──────── ROWS ────────
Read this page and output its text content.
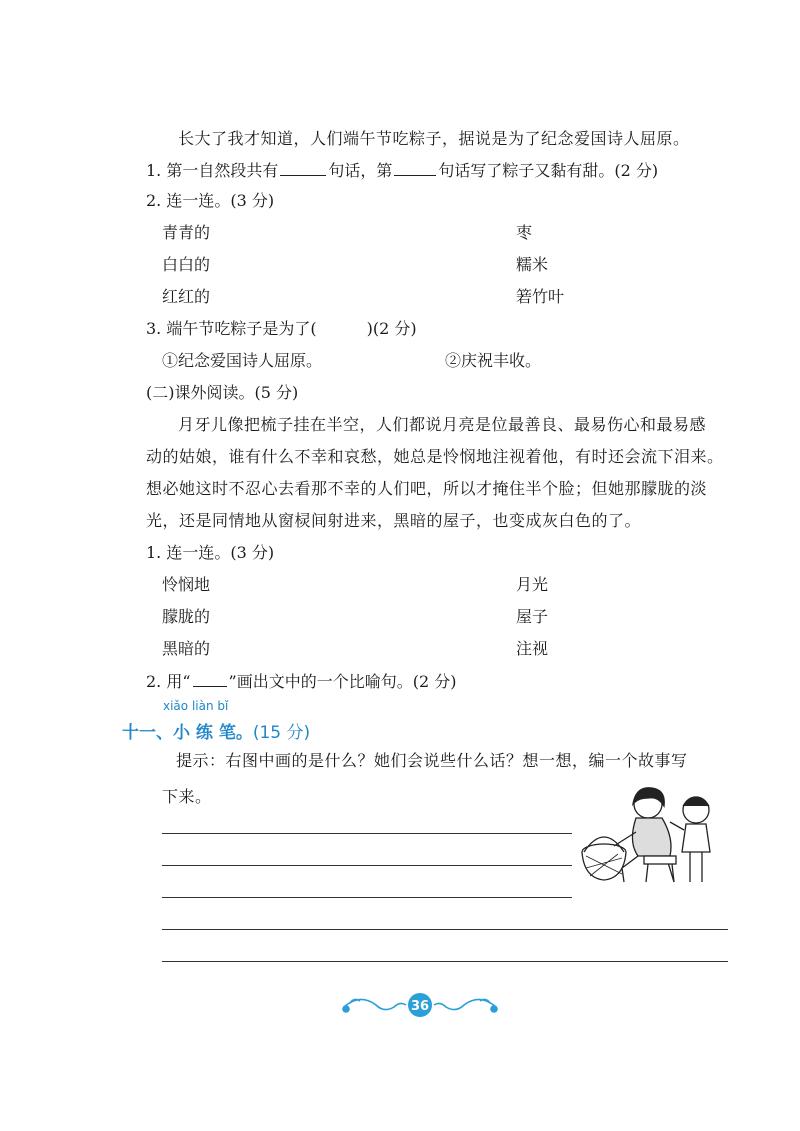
长大了我才知道，人们端午节吃粽子，据说是为了纪念爱国诗人屈原。
1. 第一自然段共有	句话，第	句话写了粽子又黏有甜。(2 分)
2. 连一连。(3 分)
青青的	枣
白白的	糯米
红红的	箬竹叶
3. 端午节吃粽子是为了(	)(2 分)
①纪念爱国诗人屈原。	②庆祝丰收。
(二)课外阅读。(5 分)
月牙儿像把梳子挂在半空，人们都说月亮是位最善良、最易伤心和最易感
动的姑娘，谁有什么不幸和哀愁，她总是怜悯地注视着他，有时还会流下泪来。
想必她这时不忍心去看那不幸的人们吧，所以才掩住半个脸；但她那朦胧的淡
光，还是同情地从窗棂间射进来，黑暗的屋子，也变成灰白色的了。
1. 连一连。(3 分)
怜悯地	月光
朦胧的	屋子
黑暗的	注视
2. 用“ ”画出文中的一个比喻句。(2 分)
xiǎo liàn bǐ
十一、小 练 笔。(15 分)
提示：右图中画的是什么？她们会说些什么话？想一想，编一个故事写
下来。
36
────────
▶ _SET PROBLEM_:
Output all of the data exactly as it stands, minus any images.

▶ _EXERCISE SOLUTION_:
Read this page and output its text content.
长大了我才知道，人们端午节吃粽子，据说是为了纪念爱国诗人屈原。
1. 第一自然段共有	句话，第	句话写了粽子又黏有甜。(2 分)
2. 连一连。(3 分)
青青的	枣
白白的	糯米
红红的	箬竹叶
3. 端午节吃粽子是为了(	)(2 分)
①纪念爱国诗人屈原。	②庆祝丰收。
(二)课外阅读。(5 分)
月牙儿像把梳子挂在半空，人们都说月亮是位最善良、最易伤心和最易感
动的姑娘，谁有什么不幸和哀愁，她总是怜悯地注视着他，有时还会流下泪来。
想必她这时不忍心去看那不幸的人们吧，所以才掩住半个脸；但她那朦胧的淡
光，还是同情地从窗棂间射进来，黑暗的屋子，也变成灰白色的了。
1. 连一连。(3 分)
怜悯地	月光
朦胧的	屋子
黑暗的	注视
2. 用“ ”画出文中的一个比喻句。(2 分)
xiǎo liàn bǐ
十一、小 练 笔。(15 分)
提示：右图中画的是什么？她们会说些什么话？想一想，编一个故事写
下来。
36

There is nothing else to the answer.